Task instructions: Collect every line of the records below that contains the word "Advance".

Information given:
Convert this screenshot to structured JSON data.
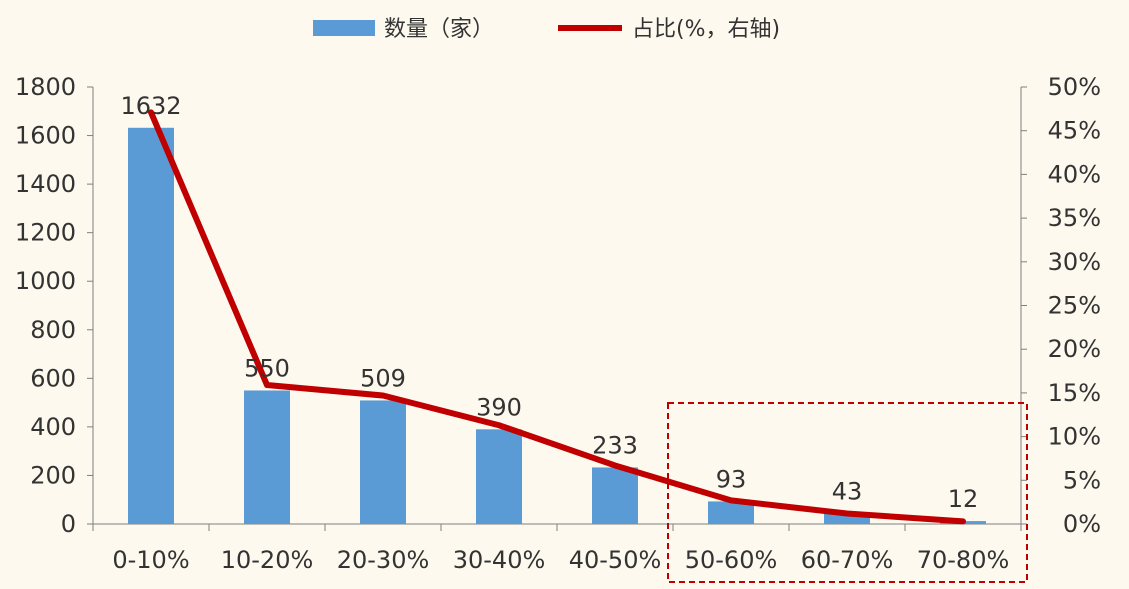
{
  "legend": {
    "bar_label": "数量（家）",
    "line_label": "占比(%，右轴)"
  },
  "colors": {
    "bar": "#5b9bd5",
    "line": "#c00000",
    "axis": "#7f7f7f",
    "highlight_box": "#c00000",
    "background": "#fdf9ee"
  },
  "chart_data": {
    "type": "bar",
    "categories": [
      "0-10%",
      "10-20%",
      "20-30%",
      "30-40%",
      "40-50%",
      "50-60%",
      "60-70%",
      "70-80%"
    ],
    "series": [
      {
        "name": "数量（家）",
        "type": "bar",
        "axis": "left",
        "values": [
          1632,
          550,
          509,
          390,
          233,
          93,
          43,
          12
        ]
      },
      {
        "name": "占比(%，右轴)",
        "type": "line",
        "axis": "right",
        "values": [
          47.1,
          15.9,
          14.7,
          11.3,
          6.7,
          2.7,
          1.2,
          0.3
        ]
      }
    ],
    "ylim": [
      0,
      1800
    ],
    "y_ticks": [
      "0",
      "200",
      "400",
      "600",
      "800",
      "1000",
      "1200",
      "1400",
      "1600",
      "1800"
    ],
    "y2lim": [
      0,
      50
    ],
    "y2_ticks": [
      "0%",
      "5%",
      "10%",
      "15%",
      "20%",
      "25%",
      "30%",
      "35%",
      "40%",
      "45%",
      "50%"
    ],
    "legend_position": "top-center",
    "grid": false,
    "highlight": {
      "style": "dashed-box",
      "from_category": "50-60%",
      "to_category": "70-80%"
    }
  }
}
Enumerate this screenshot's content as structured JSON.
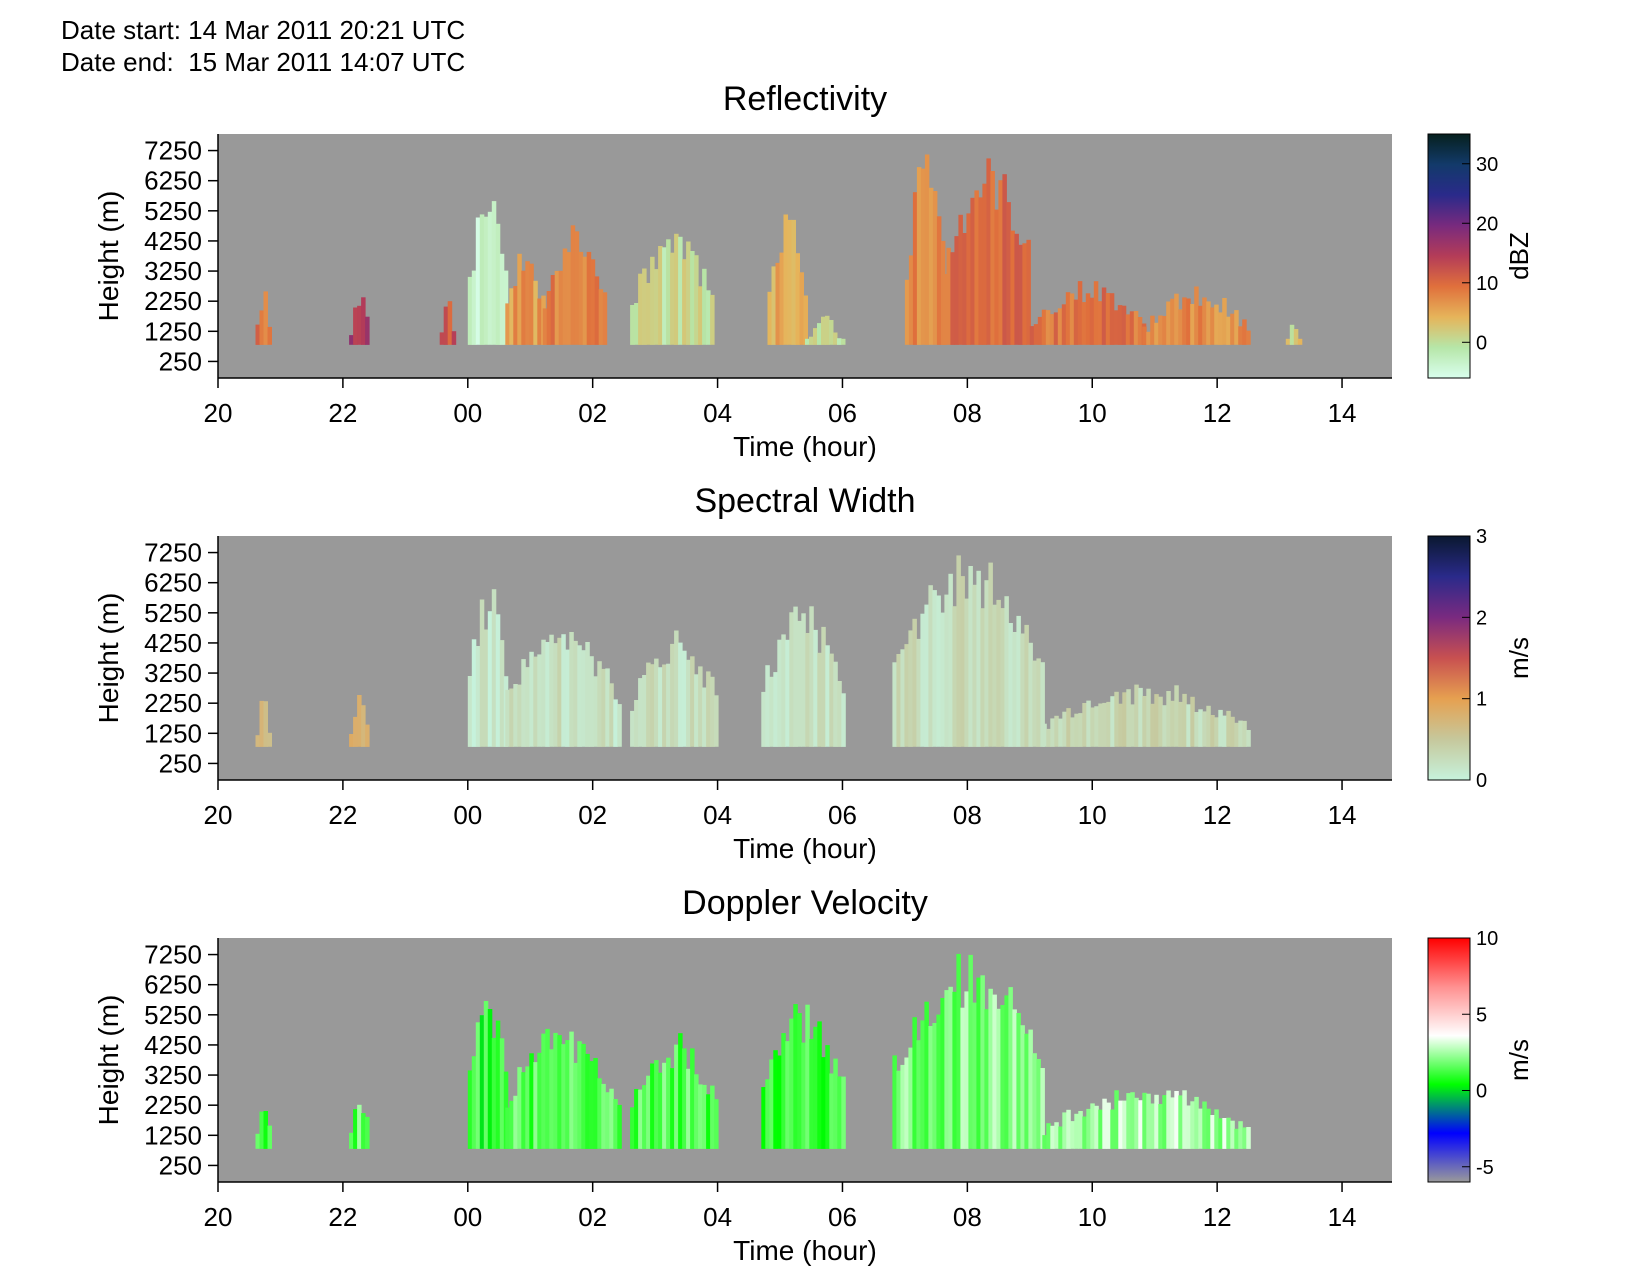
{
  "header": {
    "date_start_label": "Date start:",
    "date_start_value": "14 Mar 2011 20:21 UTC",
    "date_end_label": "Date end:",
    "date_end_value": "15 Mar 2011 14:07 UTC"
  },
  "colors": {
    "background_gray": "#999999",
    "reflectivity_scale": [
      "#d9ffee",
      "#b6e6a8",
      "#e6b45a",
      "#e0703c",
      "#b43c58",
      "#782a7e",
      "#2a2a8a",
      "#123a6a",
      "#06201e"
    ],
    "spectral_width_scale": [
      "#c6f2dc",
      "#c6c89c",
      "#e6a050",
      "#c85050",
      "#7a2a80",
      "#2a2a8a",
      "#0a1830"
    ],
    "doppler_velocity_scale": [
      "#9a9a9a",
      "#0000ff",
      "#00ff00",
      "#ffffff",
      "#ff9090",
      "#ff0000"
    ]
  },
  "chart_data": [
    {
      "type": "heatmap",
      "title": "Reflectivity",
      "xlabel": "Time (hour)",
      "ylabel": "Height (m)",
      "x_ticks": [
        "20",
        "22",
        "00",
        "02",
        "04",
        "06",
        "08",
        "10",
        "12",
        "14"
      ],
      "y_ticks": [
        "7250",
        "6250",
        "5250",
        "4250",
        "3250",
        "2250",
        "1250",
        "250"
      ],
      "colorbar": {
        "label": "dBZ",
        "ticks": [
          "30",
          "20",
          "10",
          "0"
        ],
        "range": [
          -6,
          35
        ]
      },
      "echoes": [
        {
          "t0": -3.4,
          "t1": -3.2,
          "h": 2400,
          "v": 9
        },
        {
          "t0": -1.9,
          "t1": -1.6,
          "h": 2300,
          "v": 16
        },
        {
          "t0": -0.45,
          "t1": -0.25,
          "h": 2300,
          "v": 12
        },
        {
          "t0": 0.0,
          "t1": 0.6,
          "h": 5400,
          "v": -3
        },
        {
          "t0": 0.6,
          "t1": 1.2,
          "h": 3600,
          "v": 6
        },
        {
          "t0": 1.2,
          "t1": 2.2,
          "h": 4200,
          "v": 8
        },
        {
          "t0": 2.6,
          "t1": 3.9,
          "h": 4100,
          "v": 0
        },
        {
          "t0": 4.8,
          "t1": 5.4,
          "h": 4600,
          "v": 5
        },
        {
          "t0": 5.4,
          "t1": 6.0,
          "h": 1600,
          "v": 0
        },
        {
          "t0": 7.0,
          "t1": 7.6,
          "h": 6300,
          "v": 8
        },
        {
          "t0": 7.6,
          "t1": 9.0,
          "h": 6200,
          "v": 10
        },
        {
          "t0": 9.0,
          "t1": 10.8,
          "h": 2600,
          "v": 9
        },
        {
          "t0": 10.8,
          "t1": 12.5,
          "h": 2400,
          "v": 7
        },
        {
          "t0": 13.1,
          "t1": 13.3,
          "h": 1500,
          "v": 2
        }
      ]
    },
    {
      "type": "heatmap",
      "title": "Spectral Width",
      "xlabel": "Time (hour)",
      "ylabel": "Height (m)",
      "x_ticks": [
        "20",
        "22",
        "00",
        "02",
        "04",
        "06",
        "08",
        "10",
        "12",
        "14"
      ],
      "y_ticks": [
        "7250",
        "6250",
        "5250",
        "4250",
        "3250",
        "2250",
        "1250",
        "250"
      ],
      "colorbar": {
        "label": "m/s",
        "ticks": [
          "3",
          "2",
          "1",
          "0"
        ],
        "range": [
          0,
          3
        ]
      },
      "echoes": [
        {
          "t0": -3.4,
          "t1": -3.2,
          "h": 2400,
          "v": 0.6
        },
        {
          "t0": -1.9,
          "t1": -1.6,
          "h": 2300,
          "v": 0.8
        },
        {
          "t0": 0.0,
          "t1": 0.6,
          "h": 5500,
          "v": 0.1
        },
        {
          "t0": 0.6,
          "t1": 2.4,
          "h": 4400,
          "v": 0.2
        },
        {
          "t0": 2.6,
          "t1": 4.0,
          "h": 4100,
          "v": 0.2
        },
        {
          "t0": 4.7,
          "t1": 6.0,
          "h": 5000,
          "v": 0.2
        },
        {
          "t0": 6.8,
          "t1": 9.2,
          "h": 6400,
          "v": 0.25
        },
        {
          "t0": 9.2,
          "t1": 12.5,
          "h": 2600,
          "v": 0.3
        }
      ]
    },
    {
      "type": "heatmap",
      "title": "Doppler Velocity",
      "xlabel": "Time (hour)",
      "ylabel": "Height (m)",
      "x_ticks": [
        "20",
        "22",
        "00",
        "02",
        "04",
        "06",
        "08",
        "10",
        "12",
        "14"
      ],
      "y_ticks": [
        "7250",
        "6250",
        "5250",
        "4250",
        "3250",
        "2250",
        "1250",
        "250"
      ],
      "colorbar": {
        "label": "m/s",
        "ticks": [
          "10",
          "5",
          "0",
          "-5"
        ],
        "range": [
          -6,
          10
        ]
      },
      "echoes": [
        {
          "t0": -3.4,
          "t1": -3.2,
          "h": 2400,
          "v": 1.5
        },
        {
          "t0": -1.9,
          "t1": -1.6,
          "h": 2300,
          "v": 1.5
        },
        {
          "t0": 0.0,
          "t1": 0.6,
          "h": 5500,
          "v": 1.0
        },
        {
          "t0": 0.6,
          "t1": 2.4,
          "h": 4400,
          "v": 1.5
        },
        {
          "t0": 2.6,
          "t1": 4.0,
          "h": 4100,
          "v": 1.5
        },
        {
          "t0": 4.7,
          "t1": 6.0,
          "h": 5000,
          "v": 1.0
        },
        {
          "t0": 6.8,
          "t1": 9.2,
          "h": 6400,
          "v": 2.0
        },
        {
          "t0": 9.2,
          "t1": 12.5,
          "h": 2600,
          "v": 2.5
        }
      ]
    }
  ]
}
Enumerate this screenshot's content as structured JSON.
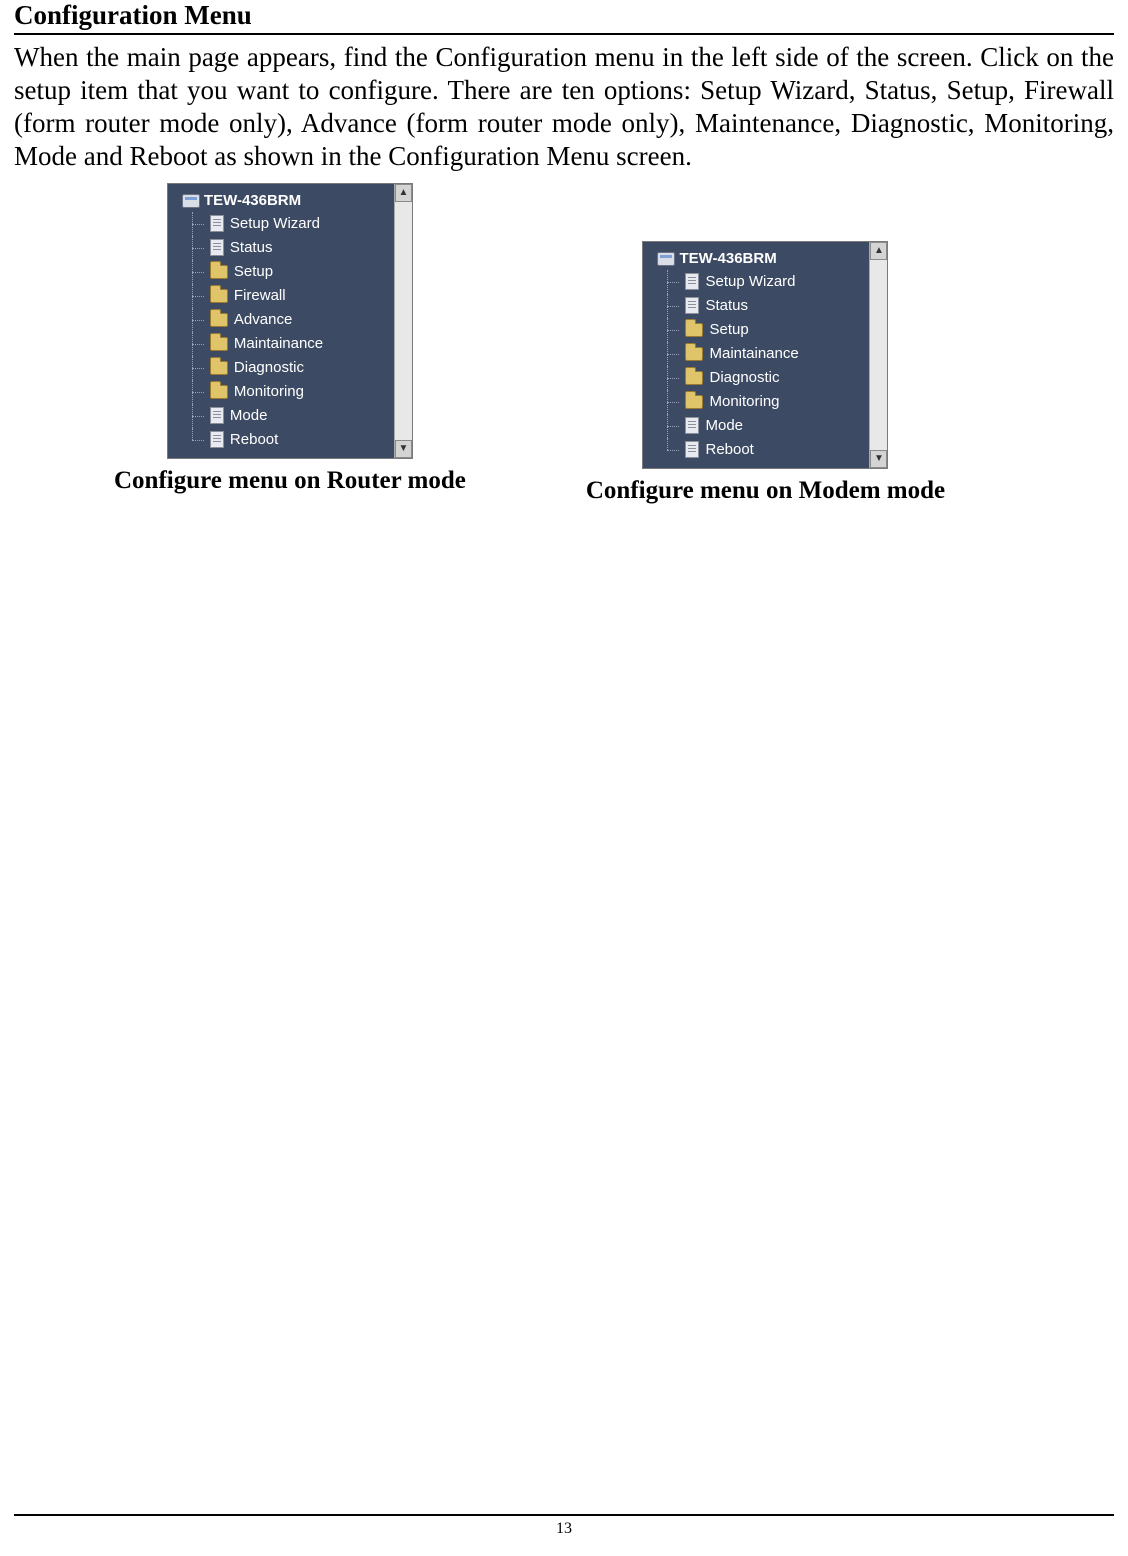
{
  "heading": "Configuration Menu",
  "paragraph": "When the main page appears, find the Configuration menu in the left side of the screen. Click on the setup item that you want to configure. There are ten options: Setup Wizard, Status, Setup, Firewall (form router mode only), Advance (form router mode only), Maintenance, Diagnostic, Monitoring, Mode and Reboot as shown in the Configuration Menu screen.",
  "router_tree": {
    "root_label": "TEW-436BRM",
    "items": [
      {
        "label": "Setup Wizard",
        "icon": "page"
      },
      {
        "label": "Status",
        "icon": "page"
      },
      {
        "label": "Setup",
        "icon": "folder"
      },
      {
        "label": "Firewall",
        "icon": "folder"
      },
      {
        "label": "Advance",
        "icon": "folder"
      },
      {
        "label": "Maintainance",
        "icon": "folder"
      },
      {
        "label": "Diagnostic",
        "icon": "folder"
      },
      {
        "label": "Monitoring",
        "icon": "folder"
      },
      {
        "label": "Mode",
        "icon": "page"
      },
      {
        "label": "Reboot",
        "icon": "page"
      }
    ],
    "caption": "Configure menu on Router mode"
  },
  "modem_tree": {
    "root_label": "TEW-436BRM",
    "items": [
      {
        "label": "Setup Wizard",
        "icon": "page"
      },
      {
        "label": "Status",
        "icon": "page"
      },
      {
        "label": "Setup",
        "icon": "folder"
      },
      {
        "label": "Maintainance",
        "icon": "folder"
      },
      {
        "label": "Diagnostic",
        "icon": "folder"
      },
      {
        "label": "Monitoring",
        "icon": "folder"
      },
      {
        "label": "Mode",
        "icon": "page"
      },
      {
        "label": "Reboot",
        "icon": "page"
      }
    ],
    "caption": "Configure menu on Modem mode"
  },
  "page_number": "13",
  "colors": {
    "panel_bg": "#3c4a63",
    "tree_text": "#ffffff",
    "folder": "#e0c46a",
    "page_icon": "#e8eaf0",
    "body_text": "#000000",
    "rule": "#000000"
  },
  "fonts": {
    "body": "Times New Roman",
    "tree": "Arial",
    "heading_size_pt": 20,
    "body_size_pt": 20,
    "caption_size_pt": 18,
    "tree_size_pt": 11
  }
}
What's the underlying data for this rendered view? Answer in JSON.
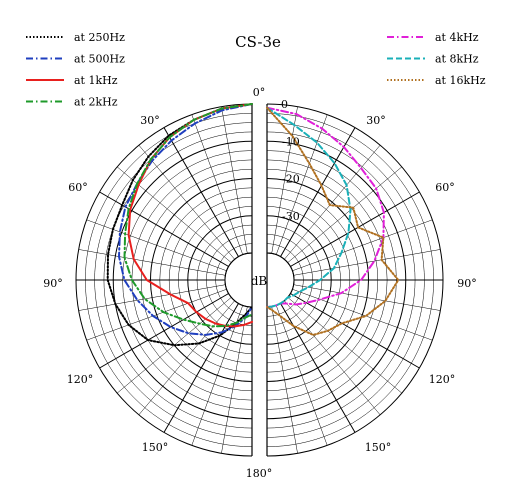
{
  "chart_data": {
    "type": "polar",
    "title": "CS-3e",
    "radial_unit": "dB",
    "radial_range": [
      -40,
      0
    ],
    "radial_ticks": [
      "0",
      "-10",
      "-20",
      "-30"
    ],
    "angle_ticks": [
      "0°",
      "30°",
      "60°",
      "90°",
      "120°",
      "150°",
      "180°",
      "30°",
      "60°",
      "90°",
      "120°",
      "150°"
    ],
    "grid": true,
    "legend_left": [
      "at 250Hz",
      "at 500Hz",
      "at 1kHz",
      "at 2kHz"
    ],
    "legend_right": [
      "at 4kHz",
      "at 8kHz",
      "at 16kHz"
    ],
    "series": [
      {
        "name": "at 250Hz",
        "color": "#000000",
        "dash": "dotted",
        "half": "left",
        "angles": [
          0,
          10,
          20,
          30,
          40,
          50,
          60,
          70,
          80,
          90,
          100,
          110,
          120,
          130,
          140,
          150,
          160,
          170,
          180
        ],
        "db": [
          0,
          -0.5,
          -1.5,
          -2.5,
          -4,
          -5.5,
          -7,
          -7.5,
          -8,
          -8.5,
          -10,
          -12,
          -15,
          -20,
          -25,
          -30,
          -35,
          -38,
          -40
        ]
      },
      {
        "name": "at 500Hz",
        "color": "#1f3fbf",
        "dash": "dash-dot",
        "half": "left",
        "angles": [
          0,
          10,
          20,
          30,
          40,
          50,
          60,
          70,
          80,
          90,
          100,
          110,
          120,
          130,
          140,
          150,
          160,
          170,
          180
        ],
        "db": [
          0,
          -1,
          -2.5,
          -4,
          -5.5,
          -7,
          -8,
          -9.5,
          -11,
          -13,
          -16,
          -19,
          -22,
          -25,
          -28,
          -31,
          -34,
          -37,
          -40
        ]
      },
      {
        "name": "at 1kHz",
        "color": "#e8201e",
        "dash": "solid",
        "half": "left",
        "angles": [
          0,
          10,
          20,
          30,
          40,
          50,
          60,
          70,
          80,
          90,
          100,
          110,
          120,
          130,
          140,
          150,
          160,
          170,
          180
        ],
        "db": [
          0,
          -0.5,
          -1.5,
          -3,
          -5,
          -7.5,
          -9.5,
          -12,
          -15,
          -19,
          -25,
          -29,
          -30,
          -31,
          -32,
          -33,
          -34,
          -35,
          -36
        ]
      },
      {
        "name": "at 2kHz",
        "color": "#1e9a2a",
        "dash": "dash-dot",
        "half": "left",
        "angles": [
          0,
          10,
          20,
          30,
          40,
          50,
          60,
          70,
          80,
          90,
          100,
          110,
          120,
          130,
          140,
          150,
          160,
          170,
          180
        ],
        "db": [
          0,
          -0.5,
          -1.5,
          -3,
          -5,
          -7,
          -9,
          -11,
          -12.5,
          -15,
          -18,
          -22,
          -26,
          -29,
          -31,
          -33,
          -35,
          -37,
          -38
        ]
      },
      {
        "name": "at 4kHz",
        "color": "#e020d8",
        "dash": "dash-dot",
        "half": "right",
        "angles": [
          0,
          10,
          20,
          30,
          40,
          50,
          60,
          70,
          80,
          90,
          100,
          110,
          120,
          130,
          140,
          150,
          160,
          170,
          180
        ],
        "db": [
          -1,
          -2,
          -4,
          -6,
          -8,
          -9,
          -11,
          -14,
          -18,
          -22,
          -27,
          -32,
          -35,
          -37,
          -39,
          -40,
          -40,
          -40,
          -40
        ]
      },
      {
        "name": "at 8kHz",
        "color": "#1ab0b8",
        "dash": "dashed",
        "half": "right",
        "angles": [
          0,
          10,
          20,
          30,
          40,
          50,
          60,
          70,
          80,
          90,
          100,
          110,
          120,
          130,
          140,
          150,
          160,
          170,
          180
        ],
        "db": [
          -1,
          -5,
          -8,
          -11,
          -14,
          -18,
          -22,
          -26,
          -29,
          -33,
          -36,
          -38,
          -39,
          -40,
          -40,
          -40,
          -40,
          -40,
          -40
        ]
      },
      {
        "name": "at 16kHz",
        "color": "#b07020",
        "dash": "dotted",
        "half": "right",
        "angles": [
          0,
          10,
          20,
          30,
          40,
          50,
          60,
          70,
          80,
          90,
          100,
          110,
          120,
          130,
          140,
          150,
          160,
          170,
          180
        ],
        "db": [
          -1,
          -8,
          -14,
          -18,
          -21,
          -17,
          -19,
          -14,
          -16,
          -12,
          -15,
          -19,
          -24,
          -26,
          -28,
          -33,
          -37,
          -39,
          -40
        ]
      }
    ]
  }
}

Result for this task:
  "paragraph": "When the main page appears, find the Configuration menu in the left side of the screen. Click on the setup item that you want to configure. There are ten options: Setup Wizard, Status, Setup, Firewall (form router mode only), Advance (form router mode only), Maintenance, Diagnostic, Monitoring, Mode and Reboot as shown in the Configuration Menu screen.",
        "label": "Advance",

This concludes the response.